## Dataset items

--- START ---

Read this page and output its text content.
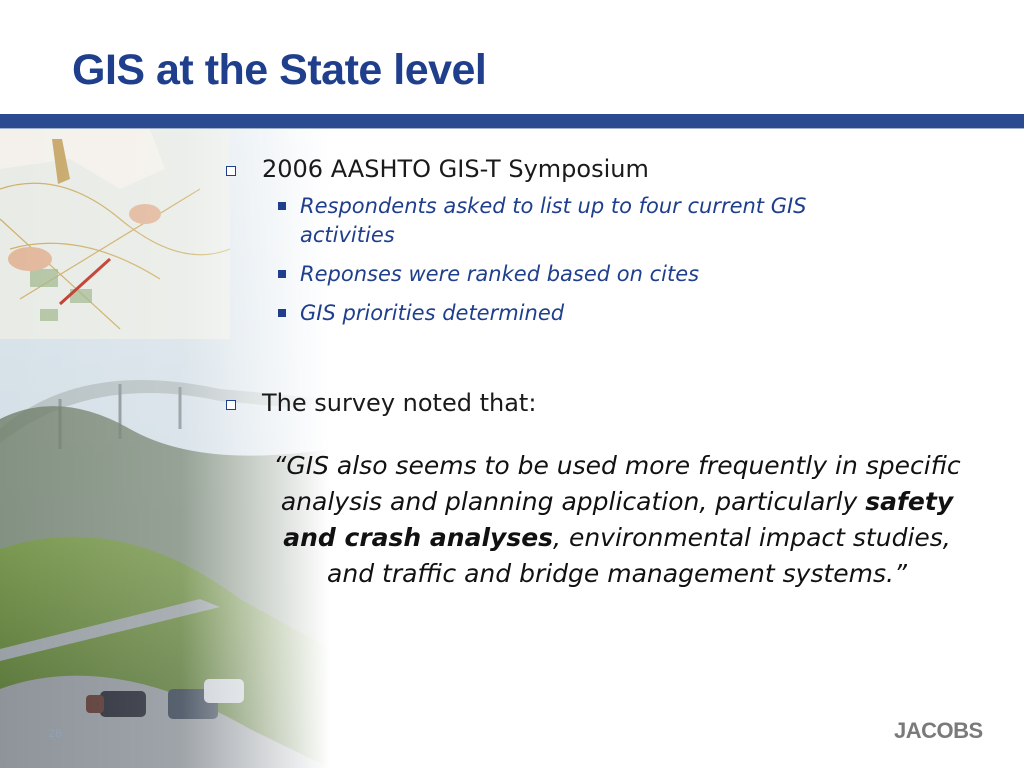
GIS at the State level
2006 AASHTO GIS-T Symposium
Respondents asked to list up to four current GIS activities
Reponses were ranked based on cites
GIS priorities determined
The survey noted that:
“GIS also seems to be used more frequently in specific analysis and planning application, particularly safety and crash analyses, environmental impact studies, and traffic and bridge management systems.”
28	JACOBS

--- END ---

## INSTRUCTION
Using the material above, return every line exactly as it appears, minus the pictures.

## OUTPUT OF THE EXERCISE
Read this page and output its text content.
GIS at the State level
2006 AASHTO GIS-T Symposium
Respondents asked to list up to four current GIS activities
Reponses were ranked based on cites
GIS priorities determined
The survey noted that:
“GIS also seems to be used more frequently in specific analysis and planning application, particularly safety and crash analyses, environmental impact studies, and traffic and bridge management systems.”
28	JACOBS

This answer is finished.